● **TASK DESCRIPTION**:
In the entries that follow, find the word "cest" and report each line it is on.

>> Begin MATERIAL FOR THIS EXERCISE

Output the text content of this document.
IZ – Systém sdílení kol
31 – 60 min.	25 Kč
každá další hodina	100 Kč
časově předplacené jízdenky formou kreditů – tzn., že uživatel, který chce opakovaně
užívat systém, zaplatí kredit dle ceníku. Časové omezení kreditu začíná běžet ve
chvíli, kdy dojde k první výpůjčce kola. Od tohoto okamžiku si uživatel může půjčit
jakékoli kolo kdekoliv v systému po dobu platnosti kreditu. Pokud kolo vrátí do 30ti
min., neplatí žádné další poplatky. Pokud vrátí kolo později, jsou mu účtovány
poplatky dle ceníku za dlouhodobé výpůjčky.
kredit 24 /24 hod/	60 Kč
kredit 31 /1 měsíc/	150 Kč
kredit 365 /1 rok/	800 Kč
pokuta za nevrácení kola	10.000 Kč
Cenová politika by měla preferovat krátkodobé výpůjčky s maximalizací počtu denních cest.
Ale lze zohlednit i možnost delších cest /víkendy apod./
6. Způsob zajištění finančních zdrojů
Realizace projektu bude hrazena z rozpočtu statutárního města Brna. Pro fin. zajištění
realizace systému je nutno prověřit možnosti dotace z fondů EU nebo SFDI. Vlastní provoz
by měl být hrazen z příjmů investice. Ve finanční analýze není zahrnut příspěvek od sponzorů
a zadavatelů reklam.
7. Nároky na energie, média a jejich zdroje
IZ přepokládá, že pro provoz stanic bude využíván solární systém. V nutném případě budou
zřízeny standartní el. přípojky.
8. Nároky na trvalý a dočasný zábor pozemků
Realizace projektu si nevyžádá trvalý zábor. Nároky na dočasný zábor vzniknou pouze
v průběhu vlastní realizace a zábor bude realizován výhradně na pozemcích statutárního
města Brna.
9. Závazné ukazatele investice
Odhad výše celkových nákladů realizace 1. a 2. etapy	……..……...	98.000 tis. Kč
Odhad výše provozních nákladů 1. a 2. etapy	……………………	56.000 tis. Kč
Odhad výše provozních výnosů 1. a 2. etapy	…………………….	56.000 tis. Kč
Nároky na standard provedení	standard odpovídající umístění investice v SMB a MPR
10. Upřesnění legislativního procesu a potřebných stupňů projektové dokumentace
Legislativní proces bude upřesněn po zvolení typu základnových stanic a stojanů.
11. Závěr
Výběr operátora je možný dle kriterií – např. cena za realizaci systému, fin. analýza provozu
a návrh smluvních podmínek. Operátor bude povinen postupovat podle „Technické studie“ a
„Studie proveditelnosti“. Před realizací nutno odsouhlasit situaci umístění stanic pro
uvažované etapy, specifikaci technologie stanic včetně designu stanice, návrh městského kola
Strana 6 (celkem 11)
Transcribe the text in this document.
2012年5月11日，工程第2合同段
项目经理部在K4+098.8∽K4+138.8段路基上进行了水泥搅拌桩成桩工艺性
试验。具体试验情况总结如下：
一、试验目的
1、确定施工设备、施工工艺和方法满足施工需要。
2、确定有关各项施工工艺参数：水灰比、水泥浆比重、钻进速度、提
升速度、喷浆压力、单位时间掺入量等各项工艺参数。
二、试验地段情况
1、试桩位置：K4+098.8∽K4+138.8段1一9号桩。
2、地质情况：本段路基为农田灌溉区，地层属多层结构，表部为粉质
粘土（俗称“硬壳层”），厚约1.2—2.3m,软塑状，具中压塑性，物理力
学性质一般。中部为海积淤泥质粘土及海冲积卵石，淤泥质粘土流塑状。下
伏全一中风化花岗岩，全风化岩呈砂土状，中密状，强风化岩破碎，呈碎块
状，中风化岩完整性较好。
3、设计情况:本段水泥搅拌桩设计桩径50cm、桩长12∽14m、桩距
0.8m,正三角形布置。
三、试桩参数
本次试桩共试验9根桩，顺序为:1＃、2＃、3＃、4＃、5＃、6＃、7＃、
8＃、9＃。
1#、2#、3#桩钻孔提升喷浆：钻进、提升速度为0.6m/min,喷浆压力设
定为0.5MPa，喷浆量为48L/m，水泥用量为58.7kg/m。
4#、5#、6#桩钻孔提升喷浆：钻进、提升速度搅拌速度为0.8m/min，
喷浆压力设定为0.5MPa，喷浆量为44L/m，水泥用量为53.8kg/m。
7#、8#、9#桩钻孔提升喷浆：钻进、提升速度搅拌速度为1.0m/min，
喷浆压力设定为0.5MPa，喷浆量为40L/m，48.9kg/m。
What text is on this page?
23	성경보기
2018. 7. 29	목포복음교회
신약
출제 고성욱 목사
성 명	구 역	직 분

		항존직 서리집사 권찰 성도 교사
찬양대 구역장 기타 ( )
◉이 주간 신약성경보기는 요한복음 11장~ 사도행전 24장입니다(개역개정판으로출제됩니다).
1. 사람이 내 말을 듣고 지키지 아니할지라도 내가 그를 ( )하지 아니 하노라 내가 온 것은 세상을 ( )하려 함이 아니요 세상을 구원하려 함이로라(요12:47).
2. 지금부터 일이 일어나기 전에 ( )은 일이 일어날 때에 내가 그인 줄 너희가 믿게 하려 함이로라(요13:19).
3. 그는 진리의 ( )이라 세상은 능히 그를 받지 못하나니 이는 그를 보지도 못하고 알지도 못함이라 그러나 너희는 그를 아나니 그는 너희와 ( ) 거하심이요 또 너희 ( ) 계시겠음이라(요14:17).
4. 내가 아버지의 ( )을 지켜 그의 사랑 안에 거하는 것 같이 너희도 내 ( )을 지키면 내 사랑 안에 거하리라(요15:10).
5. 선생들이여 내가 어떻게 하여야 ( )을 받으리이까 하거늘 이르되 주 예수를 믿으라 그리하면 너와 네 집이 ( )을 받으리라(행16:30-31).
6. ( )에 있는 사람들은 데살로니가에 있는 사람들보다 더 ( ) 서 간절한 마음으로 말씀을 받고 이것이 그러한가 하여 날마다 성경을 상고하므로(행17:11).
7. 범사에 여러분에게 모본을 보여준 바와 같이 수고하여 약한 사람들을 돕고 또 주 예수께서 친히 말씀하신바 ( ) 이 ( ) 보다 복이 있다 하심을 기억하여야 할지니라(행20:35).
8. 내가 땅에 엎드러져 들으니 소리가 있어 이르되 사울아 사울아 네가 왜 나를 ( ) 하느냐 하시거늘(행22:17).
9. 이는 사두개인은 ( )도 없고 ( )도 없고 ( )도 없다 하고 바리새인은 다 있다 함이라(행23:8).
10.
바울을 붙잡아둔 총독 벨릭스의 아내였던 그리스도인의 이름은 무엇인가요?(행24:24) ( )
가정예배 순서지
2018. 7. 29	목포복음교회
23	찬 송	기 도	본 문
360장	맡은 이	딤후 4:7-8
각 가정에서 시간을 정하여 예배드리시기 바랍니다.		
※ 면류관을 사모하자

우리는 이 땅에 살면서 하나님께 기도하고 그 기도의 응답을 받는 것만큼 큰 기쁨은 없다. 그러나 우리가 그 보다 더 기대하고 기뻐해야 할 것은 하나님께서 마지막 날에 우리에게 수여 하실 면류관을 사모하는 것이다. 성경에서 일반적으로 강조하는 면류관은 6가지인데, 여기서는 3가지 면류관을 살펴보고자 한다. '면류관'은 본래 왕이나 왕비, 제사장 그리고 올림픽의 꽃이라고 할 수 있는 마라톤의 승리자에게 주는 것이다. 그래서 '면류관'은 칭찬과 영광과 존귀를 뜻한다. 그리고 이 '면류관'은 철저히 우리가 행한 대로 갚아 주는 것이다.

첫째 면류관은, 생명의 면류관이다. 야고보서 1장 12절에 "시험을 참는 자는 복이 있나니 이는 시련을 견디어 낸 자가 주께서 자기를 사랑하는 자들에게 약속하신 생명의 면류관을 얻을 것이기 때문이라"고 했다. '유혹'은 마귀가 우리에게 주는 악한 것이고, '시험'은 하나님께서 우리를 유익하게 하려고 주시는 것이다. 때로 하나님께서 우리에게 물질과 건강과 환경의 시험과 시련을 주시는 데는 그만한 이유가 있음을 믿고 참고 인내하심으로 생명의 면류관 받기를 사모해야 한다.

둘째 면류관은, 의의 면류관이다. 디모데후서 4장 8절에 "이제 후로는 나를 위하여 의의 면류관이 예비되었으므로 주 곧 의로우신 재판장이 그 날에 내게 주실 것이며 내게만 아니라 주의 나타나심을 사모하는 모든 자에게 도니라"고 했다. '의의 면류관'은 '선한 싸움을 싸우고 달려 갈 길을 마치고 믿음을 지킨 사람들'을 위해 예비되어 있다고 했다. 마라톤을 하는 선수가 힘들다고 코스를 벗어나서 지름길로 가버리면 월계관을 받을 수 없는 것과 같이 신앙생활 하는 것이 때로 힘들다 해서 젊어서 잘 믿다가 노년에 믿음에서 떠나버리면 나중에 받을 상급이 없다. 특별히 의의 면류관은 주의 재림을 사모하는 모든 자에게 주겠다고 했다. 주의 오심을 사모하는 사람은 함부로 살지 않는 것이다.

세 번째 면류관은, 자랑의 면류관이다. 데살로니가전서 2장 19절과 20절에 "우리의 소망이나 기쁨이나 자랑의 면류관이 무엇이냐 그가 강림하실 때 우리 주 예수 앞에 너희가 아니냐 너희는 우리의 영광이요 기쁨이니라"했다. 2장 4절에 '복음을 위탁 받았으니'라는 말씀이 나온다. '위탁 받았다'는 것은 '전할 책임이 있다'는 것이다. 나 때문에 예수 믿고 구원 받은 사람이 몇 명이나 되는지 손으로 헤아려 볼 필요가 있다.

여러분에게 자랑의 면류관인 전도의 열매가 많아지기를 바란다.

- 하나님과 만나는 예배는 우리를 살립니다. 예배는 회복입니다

>> End MATERIAL FOR THIS EXERCISE

● **EXPECTED ANSWER**:
Cenová politika by měla preferovat krátkodobé výpůjčky s maximalizací počtu denních cest.
Ale lze zohlednit i možnost delších cest /víkendy apod./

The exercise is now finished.